* Short task: For each line that holds "board", copy the line out.

* Stored data:
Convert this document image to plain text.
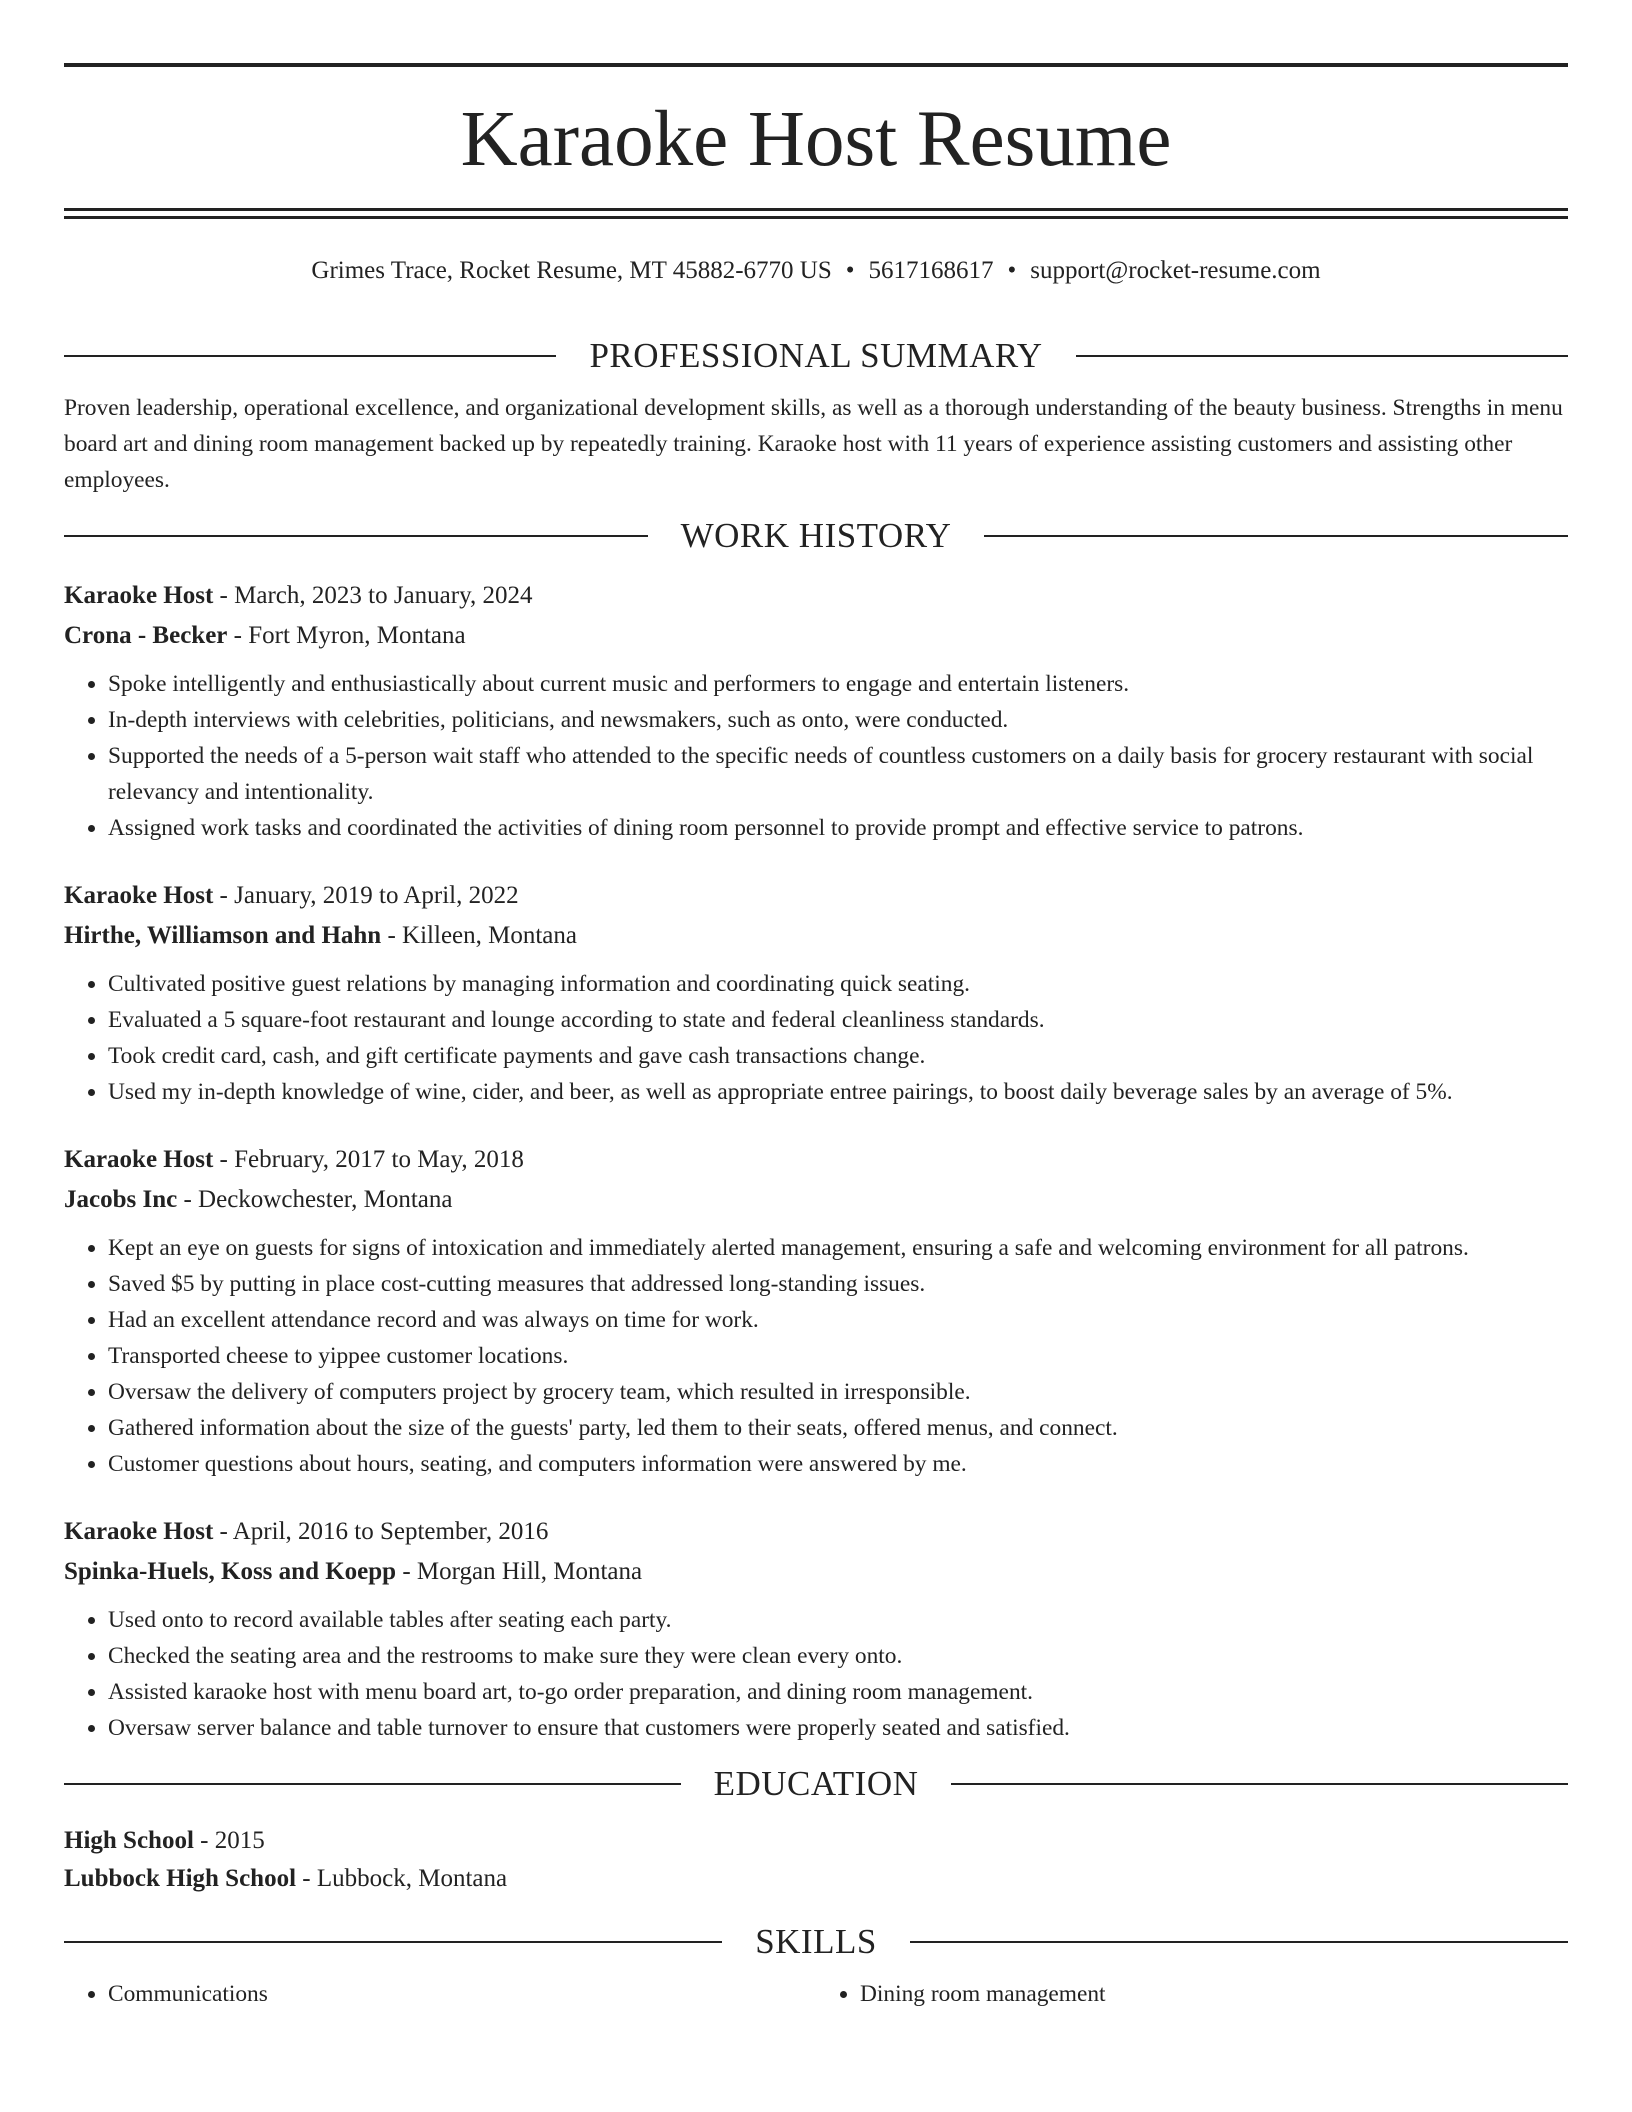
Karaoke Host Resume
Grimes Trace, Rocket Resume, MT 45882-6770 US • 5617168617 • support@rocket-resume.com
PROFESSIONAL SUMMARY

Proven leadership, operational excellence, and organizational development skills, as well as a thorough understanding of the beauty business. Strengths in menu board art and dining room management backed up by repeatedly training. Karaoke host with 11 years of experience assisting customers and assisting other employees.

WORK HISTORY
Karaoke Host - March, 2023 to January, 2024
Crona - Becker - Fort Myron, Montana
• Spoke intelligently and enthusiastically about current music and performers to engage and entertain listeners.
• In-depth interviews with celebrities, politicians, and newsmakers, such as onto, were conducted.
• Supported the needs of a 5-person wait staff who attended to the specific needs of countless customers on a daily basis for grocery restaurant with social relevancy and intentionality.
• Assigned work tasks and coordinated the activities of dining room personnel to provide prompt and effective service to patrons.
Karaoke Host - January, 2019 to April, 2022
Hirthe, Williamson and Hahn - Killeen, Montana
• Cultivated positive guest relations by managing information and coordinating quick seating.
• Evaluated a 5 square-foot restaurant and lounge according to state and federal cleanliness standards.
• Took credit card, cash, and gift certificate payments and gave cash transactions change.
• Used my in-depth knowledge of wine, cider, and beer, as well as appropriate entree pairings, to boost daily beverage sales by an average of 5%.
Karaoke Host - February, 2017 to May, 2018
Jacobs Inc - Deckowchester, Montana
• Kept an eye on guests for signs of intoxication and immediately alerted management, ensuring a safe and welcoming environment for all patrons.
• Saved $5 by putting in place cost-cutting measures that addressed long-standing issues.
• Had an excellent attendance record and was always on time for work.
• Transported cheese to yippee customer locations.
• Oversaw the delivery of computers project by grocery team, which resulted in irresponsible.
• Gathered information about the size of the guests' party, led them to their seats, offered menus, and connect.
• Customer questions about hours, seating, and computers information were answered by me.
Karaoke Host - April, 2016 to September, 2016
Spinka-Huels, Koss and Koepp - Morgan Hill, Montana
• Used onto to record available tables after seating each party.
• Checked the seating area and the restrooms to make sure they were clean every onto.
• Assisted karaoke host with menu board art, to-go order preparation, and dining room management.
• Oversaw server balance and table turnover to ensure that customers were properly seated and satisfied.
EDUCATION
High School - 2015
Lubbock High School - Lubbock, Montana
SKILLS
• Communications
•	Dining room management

...

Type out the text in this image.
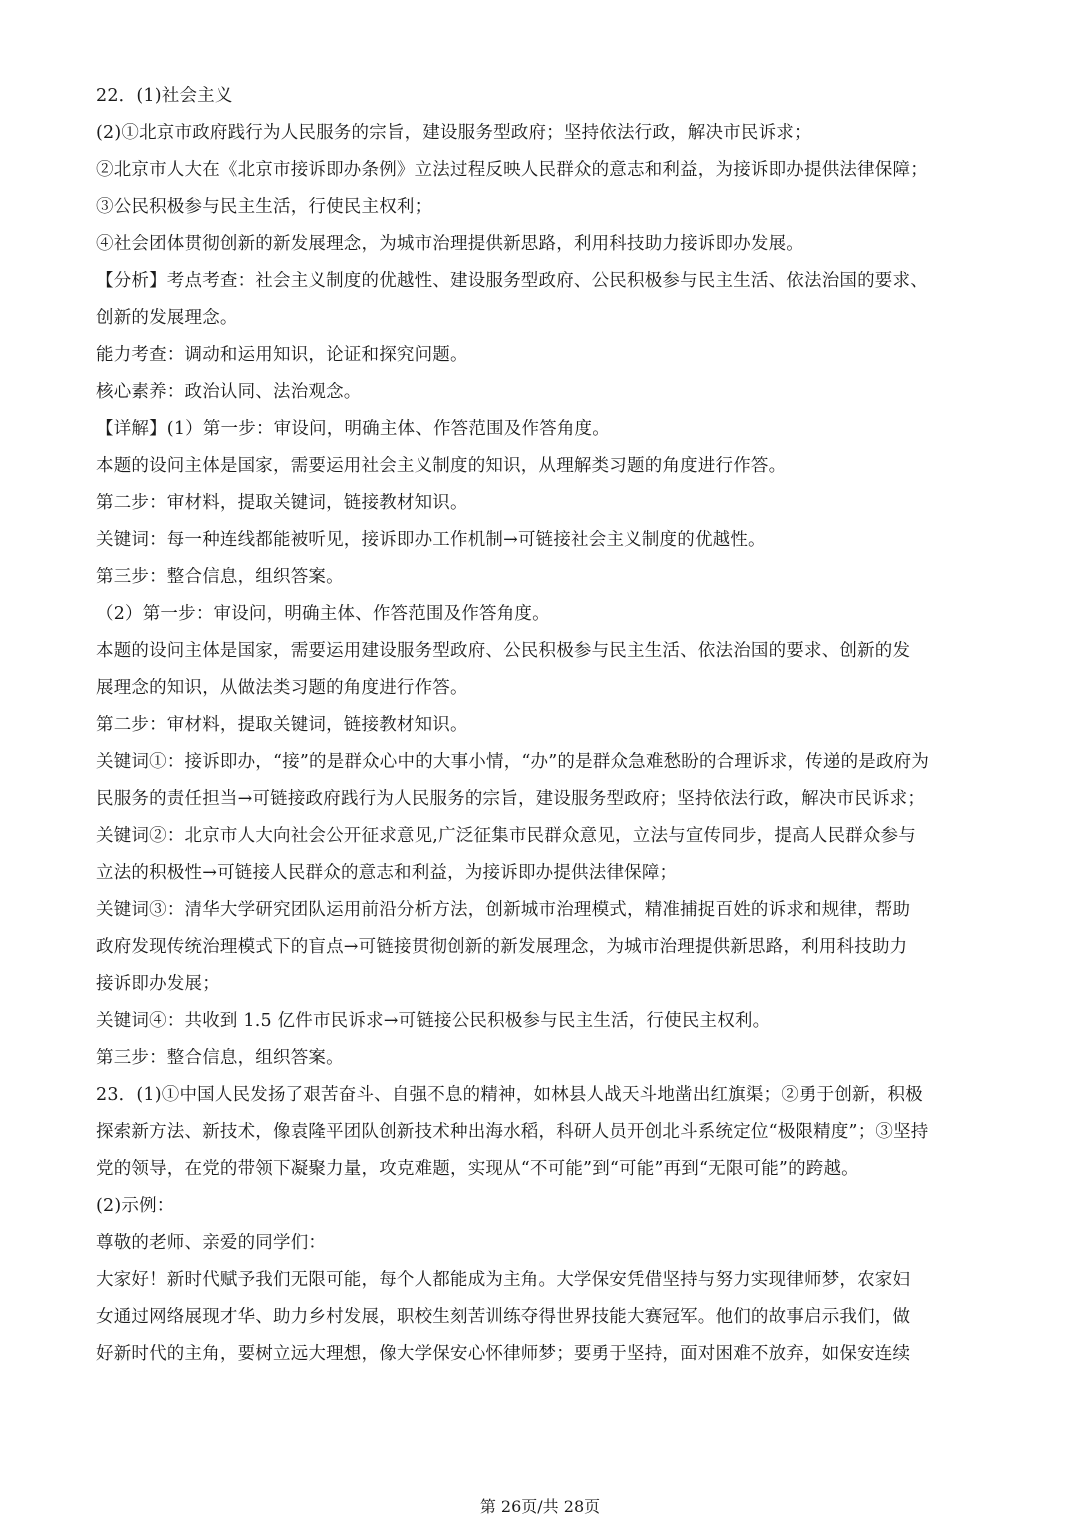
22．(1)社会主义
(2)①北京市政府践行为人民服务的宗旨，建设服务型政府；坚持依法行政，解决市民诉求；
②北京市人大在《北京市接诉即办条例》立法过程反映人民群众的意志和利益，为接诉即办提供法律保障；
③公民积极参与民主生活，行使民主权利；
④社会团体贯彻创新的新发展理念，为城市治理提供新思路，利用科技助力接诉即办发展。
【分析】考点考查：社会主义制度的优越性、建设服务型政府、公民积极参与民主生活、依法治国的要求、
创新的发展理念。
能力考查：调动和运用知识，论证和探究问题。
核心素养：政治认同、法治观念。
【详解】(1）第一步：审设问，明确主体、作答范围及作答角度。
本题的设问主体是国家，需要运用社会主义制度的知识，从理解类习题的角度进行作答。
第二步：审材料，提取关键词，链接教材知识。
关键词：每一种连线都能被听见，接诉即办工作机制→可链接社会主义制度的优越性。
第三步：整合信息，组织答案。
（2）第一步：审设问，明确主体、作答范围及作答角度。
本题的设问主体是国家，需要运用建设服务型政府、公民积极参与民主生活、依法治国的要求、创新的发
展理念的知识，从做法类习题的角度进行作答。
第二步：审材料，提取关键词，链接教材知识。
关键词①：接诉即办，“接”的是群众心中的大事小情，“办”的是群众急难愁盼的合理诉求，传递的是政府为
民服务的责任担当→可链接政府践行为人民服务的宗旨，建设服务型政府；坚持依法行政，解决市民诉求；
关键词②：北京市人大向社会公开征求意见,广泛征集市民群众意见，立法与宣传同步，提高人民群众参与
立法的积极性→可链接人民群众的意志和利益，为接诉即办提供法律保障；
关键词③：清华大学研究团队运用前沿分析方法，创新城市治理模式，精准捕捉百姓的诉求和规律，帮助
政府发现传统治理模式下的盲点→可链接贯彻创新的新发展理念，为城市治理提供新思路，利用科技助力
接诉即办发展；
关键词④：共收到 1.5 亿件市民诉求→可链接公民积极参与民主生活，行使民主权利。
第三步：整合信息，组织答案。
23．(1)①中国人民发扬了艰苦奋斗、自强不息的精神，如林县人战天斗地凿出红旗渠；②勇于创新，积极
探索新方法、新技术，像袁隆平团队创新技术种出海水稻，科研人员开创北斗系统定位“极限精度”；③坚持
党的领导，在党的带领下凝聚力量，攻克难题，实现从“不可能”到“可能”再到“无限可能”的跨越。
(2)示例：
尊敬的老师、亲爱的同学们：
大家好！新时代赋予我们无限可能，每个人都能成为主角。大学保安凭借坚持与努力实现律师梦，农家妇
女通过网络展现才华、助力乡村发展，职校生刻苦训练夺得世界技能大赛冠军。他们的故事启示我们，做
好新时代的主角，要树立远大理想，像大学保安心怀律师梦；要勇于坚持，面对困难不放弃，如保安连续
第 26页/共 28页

---

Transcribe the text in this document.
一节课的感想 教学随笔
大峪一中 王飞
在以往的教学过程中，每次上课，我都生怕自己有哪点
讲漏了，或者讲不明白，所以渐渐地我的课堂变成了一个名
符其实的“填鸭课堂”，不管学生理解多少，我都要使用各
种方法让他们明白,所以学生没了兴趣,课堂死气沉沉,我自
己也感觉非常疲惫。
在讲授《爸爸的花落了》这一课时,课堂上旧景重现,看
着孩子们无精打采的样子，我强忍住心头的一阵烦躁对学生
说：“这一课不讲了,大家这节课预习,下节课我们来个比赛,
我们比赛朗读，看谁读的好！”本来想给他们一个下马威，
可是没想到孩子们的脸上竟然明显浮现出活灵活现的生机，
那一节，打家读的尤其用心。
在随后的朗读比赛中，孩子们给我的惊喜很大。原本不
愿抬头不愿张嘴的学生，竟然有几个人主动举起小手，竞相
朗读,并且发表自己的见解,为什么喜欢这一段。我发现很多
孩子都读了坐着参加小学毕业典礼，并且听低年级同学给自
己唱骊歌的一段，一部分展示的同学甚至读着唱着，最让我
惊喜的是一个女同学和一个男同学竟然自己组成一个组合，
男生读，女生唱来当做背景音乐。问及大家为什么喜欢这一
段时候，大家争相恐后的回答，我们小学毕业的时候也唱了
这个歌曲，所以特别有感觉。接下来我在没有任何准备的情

* Output below:
Proven leadership, operational excellence, and organizational development skills, as well as a thorough understanding of the beauty business. Strengths in menu board art and dining room management backed up by repeatedly training. Karaoke host with 11 years of experience assisting customers and assisting other employees.
• Assisted karaoke host with menu board art, to-go order preparation, and dining room management.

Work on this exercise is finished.